- [Records provided]

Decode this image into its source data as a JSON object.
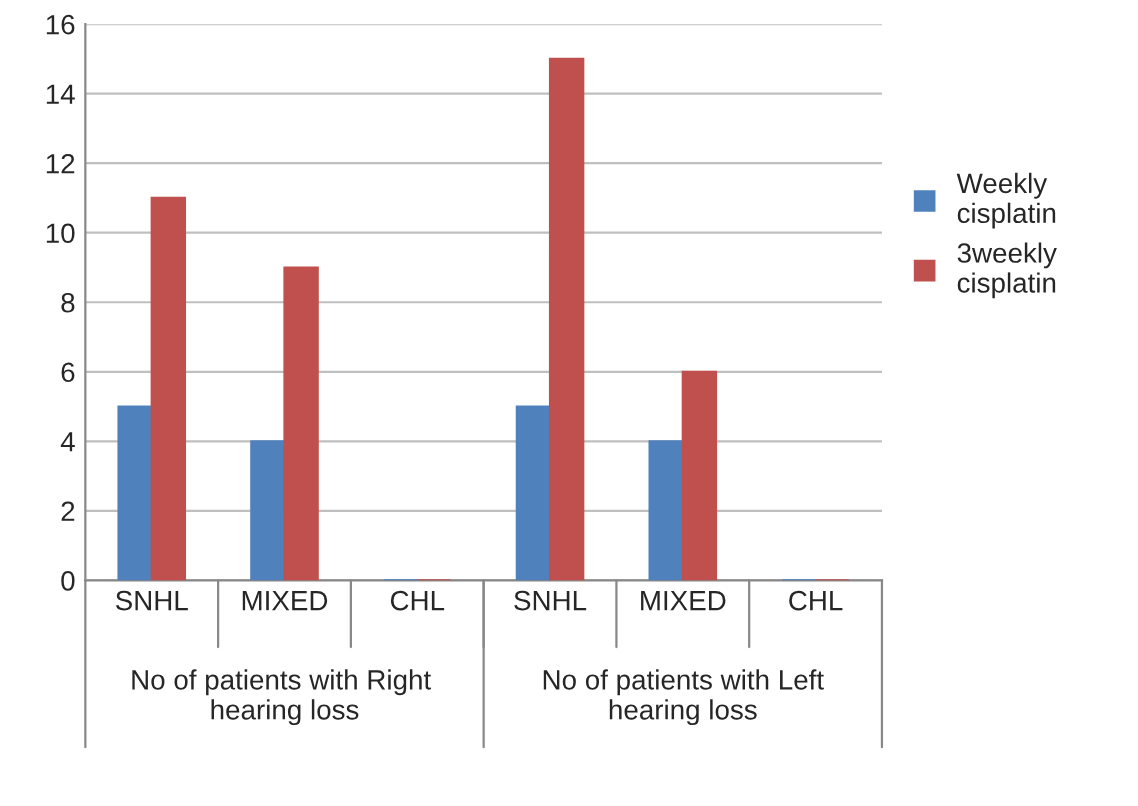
{
  "chart_data": {
    "type": "bar",
    "categories": [
      "SNHL",
      "MIXED",
      "CHL",
      "SNHL",
      "MIXED",
      "CHL"
    ],
    "series": [
      {
        "name": "Weekly cisplatin",
        "color": "#4f81bd",
        "values": [
          5,
          4,
          0,
          5,
          4,
          0
        ]
      },
      {
        "name": "3weekly cisplatin",
        "color": "#c0504d",
        "values": [
          11,
          9,
          0,
          15,
          6,
          0
        ]
      }
    ],
    "annotations": [
      "No of patients with Right  hearing loss",
      "No of patients with Left hearing loss"
    ],
    "ylim": [
      0,
      16
    ],
    "yticks": [
      0,
      2,
      4,
      6,
      8,
      10,
      12,
      14,
      16
    ],
    "grid": "y",
    "legend": "right"
  }
}
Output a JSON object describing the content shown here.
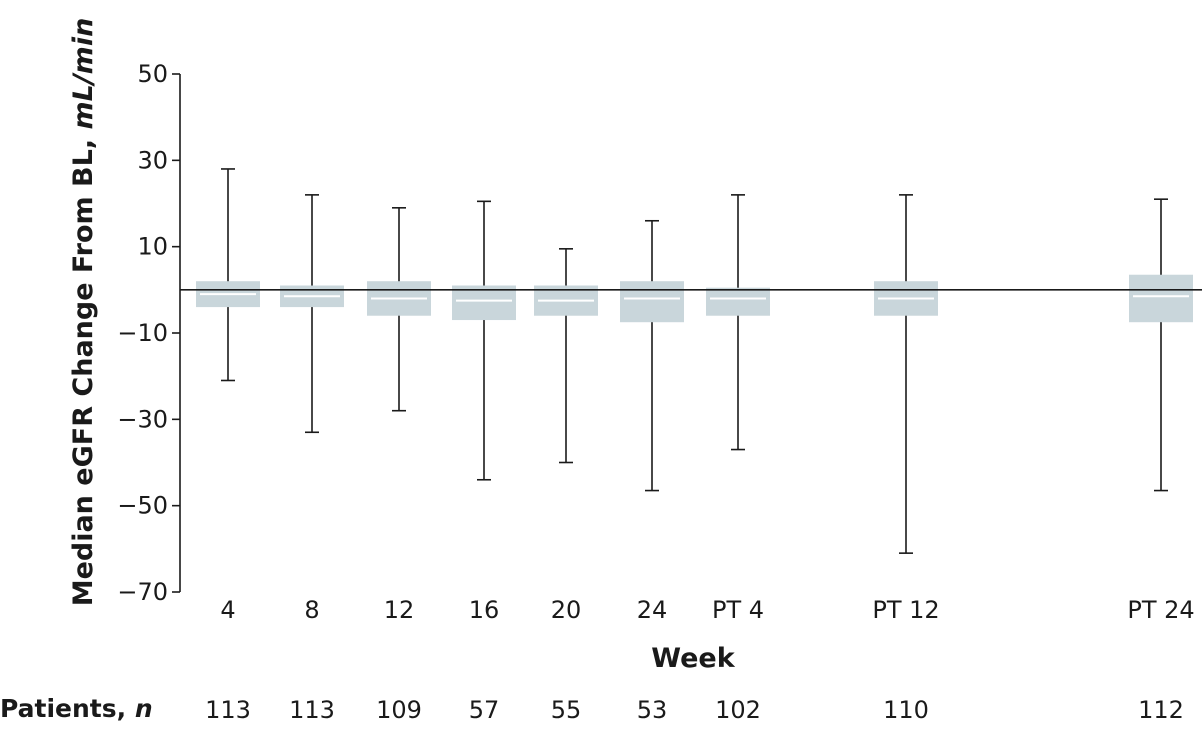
{
  "chart_data": {
    "type": "box",
    "title": "",
    "xlabel": "Week",
    "ylabel_prefix": "Median eGFR Change From BL, ",
    "ylabel_unit": "mL/min",
    "ylim": [
      -70,
      50
    ],
    "yticks": [
      "50",
      "30",
      "10",
      "−10",
      "−30",
      "−50",
      "−70"
    ],
    "ytick_values": [
      50,
      30,
      10,
      -10,
      -30,
      -50,
      -70
    ],
    "reference_line_y": 0,
    "box_color": "#c9d6db",
    "median_color": "#ffffff",
    "categories": [
      "4",
      "8",
      "12",
      "16",
      "20",
      "24",
      "PT 4",
      "PT 12",
      "PT 24"
    ],
    "boxes": [
      {
        "week": "4",
        "min": -21,
        "q1": -4,
        "median": -1,
        "q3": 2,
        "max": 28
      },
      {
        "week": "8",
        "min": -33,
        "q1": -4,
        "median": -1.5,
        "q3": 1,
        "max": 22
      },
      {
        "week": "12",
        "min": -28,
        "q1": -6,
        "median": -2,
        "q3": 2,
        "max": 19
      },
      {
        "week": "16",
        "min": -44,
        "q1": -7,
        "median": -2.5,
        "q3": 1,
        "max": 20.5
      },
      {
        "week": "20",
        "min": -40,
        "q1": -6,
        "median": -2.5,
        "q3": 1,
        "max": 9.5
      },
      {
        "week": "24",
        "min": -46.5,
        "q1": -7.5,
        "median": -2,
        "q3": 2,
        "max": 16
      },
      {
        "week": "PT 4",
        "min": -37,
        "q1": -6,
        "median": -2,
        "q3": 0.5,
        "max": 22
      },
      {
        "week": "PT 12",
        "min": -61,
        "q1": -6,
        "median": -2,
        "q3": 2,
        "max": 22
      },
      {
        "week": "PT 24",
        "min": -46.5,
        "q1": -7.5,
        "median": -1.5,
        "q3": 3.5,
        "max": 21
      }
    ],
    "patients_label_prefix": "Patients, ",
    "patients_label_n": "n",
    "patients_n": [
      "113",
      "113",
      "109",
      "57",
      "55",
      "53",
      "102",
      "110",
      "112"
    ]
  }
}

- [Problem requirements] Lines of the data above that include the string "with" must each be copied.

- [Answer to the exercise]
      "No of patients with Right  hearing loss",
      "No of patients with Left hearing loss"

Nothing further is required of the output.